* [What to work on]:
All the data below goes into the copy word for word, but the pictures don't.

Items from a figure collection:
* START *
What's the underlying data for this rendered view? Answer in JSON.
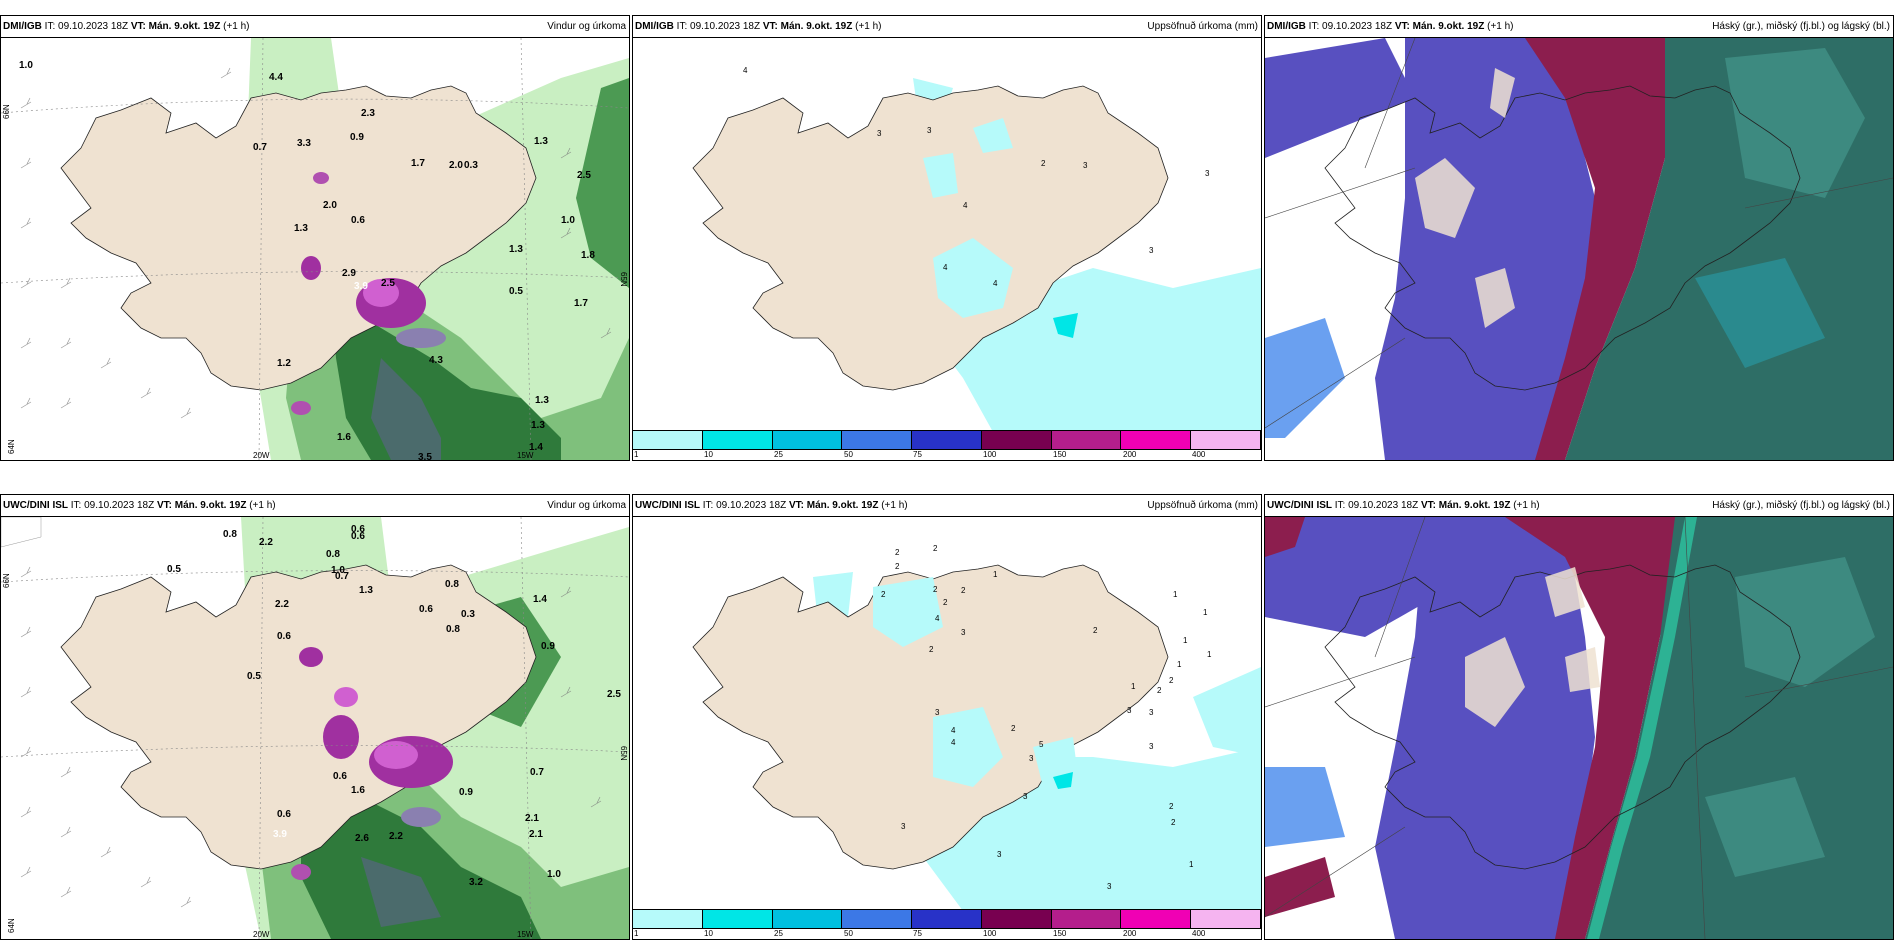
{
  "panels": [
    {
      "source": "DMI/IGB",
      "it_label": "IT:",
      "it_value": "09.10.2023 18Z",
      "vt_label": "VT:",
      "vt_value": "Mán. 9.okt. 19Z",
      "lead": "(+1 h)",
      "title": "Vindur og úrkoma"
    },
    {
      "source": "DMI/IGB",
      "it_label": "IT:",
      "it_value": "09.10.2023 18Z",
      "vt_label": "VT:",
      "vt_value": "Mán. 9.okt. 19Z",
      "lead": "(+1 h)",
      "title": "Uppsöfnuð úrkoma (mm)"
    },
    {
      "source": "DMI/IGB",
      "it_label": "IT:",
      "it_value": "09.10.2023 18Z",
      "vt_label": "VT:",
      "vt_value": "Mán. 9.okt. 19Z",
      "lead": "(+1 h)",
      "title": "Háský (gr.), miðský (fj.bl.) og lágský (bl.)"
    },
    {
      "source": "UWC/DINI ISL",
      "it_label": "IT:",
      "it_value": "09.10.2023 18Z",
      "vt_label": "VT:",
      "vt_value": "Mán. 9.okt. 19Z",
      "lead": "(+1 h)",
      "title": "Vindur og úrkoma"
    },
    {
      "source": "UWC/DINI ISL",
      "it_label": "IT:",
      "it_value": "09.10.2023 18Z",
      "vt_label": "VT:",
      "vt_value": "Mán. 9.okt. 19Z",
      "lead": "(+1 h)",
      "title": "Uppsöfnuð úrkoma (mm)"
    },
    {
      "source": "UWC/DINI ISL",
      "it_label": "IT:",
      "it_value": "09.10.2023 18Z",
      "vt_label": "VT:",
      "vt_value": "Mán. 9.okt. 19Z",
      "lead": "(+1 h)",
      "title": "Háský (gr.), miðský (fj.bl.) og lágský (bl.)"
    }
  ],
  "axis_labels": {
    "lon_20w": "20W",
    "lon_15w": "15W",
    "lat_66n": "66N",
    "lat_64n": "64N",
    "lat_65n": "65N"
  },
  "colorbar": {
    "ticks": [
      "1",
      "10",
      "25",
      "50",
      "75",
      "100",
      "150",
      "200",
      "400"
    ],
    "colors": [
      "#b6fafa",
      "#00e6e6",
      "#00c0e0",
      "#3c78e6",
      "#2832c8",
      "#780050",
      "#b41e8c",
      "#f000b4",
      "#f5b4f0"
    ]
  },
  "wind_values_top": [
    "1.0",
    "4.4",
    "0.7",
    "3.3",
    "2.3",
    "0.9",
    "1.7",
    "2.0",
    "0.3",
    "2.5",
    "1.3",
    "2.0",
    "0.6",
    "1.0",
    "1.3",
    "2.9",
    "3.9",
    "2.5",
    "1.3",
    "1.8",
    "0.5",
    "1.7",
    "4.3",
    "1.2",
    "1.3",
    "1.4",
    "1.6",
    "3.5",
    "1.3"
  ],
  "wind_values_bottom": [
    "0.8",
    "0.6",
    "2.2",
    "0.5",
    "0.8",
    "0.7",
    "0.6",
    "1.4",
    "2.2",
    "0.8",
    "0.6",
    "1.0",
    "0.5",
    "0.6",
    "1.3",
    "0.3",
    "0.8",
    "0.9",
    "2.5",
    "1.6",
    "0.6",
    "2.1",
    "2.1",
    "2.6",
    "2.2",
    "3.2",
    "1.0",
    "0.7",
    "3.9",
    "0.6",
    "0.9"
  ],
  "precip_values_top": [
    "4",
    "3",
    "3",
    "2",
    "3",
    "3",
    "4",
    "3",
    "4",
    "4"
  ],
  "precip_values_bottom": [
    "2",
    "2",
    "2",
    "1",
    "2",
    "2",
    "2",
    "4",
    "2",
    "3",
    "2",
    "2",
    "1",
    "1",
    "1",
    "3",
    "4",
    "4",
    "5",
    "2",
    "3",
    "3",
    "3",
    "2",
    "2",
    "3",
    "1",
    "1",
    "1",
    "3",
    "3",
    "2",
    "2",
    "3",
    "3",
    "1"
  ]
}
* END *
* [Solution to the exercise]:
What's the underlying data for this rendered view? Answer in JSON.
{
  "panels": [
    {
      "source": "DMI/IGB",
      "it_label": "IT:",
      "it_value": "09.10.2023 18Z",
      "vt_label": "VT:",
      "vt_value": "Mán. 9.okt. 19Z",
      "lead": "(+1 h)",
      "title": "Vindur og úrkoma"
    },
    {
      "source": "DMI/IGB",
      "it_label": "IT:",
      "it_value": "09.10.2023 18Z",
      "vt_label": "VT:",
      "vt_value": "Mán. 9.okt. 19Z",
      "lead": "(+1 h)",
      "title": "Uppsöfnuð úrkoma (mm)"
    },
    {
      "source": "DMI/IGB",
      "it_label": "IT:",
      "it_value": "09.10.2023 18Z",
      "vt_label": "VT:",
      "vt_value": "Mán. 9.okt. 19Z",
      "lead": "(+1 h)",
      "title": "Háský (gr.), miðský (fj.bl.) og lágský (bl.)"
    },
    {
      "source": "UWC/DINI ISL",
      "it_label": "IT:",
      "it_value": "09.10.2023 18Z",
      "vt_label": "VT:",
      "vt_value": "Mán. 9.okt. 19Z",
      "lead": "(+1 h)",
      "title": "Vindur og úrkoma"
    },
    {
      "source": "UWC/DINI ISL",
      "it_label": "IT:",
      "it_value": "09.10.2023 18Z",
      "vt_label": "VT:",
      "vt_value": "Mán. 9.okt. 19Z",
      "lead": "(+1 h)",
      "title": "Uppsöfnuð úrkoma (mm)"
    },
    {
      "source": "UWC/DINI ISL",
      "it_label": "IT:",
      "it_value": "09.10.2023 18Z",
      "vt_label": "VT:",
      "vt_value": "Mán. 9.okt. 19Z",
      "lead": "(+1 h)",
      "title": "Háský (gr.), miðský (fj.bl.) og lágský (bl.)"
    }
  ],
  "axis_labels": {
    "lon_20w": "20W",
    "lon_15w": "15W",
    "lat_66n": "66N",
    "lat_64n": "64N",
    "lat_65n": "65N"
  },
  "colorbar": {
    "ticks": [
      "1",
      "10",
      "25",
      "50",
      "75",
      "100",
      "150",
      "200",
      "400"
    ],
    "colors": [
      "#b6fafa",
      "#00e6e6",
      "#00c0e0",
      "#3c78e6",
      "#2832c8",
      "#780050",
      "#b41e8c",
      "#f000b4",
      "#f5b4f0"
    ]
  },
  "wind_values_top": [
    "1.0",
    "4.4",
    "0.7",
    "3.3",
    "2.3",
    "0.9",
    "1.7",
    "2.0",
    "0.3",
    "2.5",
    "1.3",
    "2.0",
    "0.6",
    "1.0",
    "1.3",
    "2.9",
    "3.9",
    "2.5",
    "1.3",
    "1.8",
    "0.5",
    "1.7",
    "4.3",
    "1.2",
    "1.3",
    "1.4",
    "1.6",
    "3.5",
    "1.3"
  ],
  "wind_values_bottom": [
    "0.8",
    "0.6",
    "2.2",
    "0.5",
    "0.8",
    "0.7",
    "0.6",
    "1.4",
    "2.2",
    "0.8",
    "0.6",
    "1.0",
    "0.5",
    "0.6",
    "1.3",
    "0.3",
    "0.8",
    "0.9",
    "2.5",
    "1.6",
    "0.6",
    "2.1",
    "2.1",
    "2.6",
    "2.2",
    "3.2",
    "1.0",
    "0.7",
    "3.9",
    "0.6",
    "0.9"
  ],
  "precip_values_top": [
    "4",
    "3",
    "3",
    "2",
    "3",
    "3",
    "4",
    "3",
    "4",
    "4"
  ],
  "precip_values_bottom": [
    "2",
    "2",
    "2",
    "1",
    "2",
    "2",
    "2",
    "4",
    "2",
    "3",
    "2",
    "2",
    "1",
    "1",
    "1",
    "3",
    "4",
    "4",
    "5",
    "2",
    "3",
    "3",
    "3",
    "2",
    "2",
    "3",
    "1",
    "1",
    "1",
    "3",
    "3",
    "2",
    "2",
    "3",
    "3",
    "1"
  ]
}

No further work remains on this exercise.